### What to work on
Report how many lines in the records below contain the word "Present". Give only the number.

A run of records:
•••

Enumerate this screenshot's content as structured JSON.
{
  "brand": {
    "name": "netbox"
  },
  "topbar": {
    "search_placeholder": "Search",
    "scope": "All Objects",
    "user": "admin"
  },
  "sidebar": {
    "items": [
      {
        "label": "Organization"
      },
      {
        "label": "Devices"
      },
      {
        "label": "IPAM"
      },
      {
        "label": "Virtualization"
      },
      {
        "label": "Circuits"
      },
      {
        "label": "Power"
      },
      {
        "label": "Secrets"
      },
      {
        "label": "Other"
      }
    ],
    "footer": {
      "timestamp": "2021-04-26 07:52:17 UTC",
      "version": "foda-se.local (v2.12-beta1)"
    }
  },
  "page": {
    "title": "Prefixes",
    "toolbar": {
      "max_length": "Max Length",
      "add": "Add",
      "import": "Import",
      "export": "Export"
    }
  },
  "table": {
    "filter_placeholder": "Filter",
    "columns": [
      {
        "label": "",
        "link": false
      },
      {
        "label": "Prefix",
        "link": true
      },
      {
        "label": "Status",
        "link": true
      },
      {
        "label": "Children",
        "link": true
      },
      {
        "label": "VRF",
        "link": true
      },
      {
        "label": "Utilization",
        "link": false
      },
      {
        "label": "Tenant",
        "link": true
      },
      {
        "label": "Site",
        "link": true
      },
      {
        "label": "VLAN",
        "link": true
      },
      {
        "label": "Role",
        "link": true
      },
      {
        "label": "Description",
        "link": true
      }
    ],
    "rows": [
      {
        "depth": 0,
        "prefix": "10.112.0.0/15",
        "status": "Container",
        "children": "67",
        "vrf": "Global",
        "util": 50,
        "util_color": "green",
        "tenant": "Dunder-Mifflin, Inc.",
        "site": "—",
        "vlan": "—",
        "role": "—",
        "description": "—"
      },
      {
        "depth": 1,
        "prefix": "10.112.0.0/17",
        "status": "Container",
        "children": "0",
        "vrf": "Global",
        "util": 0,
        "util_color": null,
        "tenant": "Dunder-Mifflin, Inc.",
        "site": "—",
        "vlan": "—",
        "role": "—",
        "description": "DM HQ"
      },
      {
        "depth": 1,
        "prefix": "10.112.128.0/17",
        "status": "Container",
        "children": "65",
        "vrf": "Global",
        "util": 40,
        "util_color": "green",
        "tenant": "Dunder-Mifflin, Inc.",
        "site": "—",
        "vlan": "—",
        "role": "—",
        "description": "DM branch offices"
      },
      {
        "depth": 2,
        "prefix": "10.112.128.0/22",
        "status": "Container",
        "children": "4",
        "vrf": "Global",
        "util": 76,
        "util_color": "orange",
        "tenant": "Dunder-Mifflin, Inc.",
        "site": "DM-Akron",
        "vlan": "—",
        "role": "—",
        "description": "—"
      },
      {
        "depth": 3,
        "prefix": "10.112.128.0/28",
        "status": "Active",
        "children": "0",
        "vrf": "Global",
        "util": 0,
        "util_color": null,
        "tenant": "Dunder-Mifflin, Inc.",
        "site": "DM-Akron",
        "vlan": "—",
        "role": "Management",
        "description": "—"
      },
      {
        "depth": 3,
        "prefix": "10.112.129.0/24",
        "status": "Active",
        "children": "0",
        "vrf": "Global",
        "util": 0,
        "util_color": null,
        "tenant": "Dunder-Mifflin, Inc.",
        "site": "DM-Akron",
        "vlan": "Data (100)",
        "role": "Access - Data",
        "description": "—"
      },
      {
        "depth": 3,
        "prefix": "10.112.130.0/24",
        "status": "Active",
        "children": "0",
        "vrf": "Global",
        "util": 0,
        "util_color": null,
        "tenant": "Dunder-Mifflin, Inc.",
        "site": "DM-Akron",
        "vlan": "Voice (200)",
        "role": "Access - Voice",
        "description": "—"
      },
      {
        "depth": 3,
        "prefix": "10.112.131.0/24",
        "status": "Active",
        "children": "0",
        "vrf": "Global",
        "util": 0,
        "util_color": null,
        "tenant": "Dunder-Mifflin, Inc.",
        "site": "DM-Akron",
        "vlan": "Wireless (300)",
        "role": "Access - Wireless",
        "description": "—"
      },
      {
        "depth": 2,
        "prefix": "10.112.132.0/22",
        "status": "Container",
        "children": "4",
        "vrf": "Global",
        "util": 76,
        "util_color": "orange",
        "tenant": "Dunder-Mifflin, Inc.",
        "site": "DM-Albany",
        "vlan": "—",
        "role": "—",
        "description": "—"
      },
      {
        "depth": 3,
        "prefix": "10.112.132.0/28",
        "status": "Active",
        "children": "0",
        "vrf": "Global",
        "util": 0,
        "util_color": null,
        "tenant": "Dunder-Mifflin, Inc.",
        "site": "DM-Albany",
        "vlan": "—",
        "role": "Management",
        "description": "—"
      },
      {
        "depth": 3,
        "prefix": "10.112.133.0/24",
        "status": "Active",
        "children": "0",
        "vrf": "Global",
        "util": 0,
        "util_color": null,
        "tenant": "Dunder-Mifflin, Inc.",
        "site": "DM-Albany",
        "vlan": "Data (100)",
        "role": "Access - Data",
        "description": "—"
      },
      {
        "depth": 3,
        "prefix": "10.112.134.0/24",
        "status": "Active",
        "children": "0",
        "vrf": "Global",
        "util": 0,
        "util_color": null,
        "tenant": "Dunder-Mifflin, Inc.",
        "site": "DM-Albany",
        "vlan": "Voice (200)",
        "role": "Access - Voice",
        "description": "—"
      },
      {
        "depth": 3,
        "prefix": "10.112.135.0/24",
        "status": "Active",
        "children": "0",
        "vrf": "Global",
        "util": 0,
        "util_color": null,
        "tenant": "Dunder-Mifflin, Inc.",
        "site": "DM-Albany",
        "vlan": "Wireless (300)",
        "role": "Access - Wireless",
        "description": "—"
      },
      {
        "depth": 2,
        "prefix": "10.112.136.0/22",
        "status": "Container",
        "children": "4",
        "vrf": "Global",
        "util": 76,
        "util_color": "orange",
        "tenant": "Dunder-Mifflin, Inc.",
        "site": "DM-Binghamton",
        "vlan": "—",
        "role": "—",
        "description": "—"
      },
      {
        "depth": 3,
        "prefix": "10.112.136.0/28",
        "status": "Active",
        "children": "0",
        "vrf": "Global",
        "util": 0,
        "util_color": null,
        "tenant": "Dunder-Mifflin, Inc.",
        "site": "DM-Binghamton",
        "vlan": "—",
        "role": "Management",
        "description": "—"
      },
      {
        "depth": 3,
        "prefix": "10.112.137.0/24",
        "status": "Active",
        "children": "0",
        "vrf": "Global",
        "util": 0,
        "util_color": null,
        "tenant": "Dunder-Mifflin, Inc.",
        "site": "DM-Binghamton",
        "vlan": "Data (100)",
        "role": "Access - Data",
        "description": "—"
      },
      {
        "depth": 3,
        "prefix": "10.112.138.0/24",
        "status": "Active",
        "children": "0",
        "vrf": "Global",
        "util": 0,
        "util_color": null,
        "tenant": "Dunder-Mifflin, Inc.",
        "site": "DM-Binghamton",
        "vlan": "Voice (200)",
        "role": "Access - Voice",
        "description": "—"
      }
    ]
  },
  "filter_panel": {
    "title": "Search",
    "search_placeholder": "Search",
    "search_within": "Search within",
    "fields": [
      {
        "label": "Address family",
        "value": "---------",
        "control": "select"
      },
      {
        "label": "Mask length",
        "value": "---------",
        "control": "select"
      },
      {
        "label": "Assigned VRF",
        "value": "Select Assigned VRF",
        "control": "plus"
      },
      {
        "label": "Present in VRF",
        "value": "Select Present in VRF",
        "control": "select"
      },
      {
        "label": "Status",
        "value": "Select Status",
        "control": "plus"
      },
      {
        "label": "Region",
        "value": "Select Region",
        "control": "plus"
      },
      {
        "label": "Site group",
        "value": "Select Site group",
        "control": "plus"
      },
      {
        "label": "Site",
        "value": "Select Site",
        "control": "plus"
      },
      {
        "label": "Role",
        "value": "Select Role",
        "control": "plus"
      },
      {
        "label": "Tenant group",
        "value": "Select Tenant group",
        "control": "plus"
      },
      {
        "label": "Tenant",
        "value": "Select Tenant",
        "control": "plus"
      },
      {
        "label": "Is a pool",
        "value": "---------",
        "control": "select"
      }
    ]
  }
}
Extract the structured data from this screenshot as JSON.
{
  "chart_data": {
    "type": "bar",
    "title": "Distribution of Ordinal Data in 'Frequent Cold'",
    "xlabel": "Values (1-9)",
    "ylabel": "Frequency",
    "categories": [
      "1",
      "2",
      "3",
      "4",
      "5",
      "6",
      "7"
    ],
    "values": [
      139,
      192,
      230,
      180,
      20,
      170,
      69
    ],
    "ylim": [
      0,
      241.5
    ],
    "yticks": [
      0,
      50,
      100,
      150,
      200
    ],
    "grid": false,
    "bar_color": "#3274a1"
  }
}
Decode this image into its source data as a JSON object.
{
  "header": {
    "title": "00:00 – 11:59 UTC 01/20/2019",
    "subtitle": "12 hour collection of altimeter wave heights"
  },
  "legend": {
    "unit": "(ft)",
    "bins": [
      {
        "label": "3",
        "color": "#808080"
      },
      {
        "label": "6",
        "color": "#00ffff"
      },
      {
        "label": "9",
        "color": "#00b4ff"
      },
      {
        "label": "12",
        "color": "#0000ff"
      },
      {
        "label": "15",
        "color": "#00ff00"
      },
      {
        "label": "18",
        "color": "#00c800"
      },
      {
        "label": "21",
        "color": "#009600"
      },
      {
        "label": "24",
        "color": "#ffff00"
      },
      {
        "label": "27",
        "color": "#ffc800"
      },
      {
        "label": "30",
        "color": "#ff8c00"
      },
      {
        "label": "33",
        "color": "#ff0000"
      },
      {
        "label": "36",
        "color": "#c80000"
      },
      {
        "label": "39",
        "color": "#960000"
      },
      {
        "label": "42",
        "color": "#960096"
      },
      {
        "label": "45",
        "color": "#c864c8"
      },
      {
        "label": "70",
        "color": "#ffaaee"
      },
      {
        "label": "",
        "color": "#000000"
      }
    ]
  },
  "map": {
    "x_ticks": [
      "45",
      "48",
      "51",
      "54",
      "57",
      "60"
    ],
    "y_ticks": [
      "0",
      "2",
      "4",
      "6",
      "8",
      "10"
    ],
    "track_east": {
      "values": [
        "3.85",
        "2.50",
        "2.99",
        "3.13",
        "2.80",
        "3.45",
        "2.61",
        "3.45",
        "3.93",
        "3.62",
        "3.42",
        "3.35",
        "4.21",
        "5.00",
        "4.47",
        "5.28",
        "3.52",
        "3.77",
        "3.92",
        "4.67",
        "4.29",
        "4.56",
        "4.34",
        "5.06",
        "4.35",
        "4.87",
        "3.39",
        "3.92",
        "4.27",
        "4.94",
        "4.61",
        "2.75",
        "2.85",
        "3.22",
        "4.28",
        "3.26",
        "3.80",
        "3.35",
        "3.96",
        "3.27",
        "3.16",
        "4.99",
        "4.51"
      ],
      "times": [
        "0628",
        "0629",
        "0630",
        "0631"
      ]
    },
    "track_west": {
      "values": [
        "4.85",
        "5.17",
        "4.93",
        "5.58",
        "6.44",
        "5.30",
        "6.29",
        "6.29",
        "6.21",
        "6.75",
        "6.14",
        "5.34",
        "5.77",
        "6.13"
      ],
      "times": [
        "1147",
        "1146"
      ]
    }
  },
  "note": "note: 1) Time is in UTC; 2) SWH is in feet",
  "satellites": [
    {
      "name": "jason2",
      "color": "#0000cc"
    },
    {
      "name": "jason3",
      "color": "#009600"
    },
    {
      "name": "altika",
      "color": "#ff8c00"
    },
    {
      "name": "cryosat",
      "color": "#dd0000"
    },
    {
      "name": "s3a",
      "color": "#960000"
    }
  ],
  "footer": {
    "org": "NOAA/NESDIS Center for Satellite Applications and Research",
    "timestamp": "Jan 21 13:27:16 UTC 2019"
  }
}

•••

### Result for this exercise
2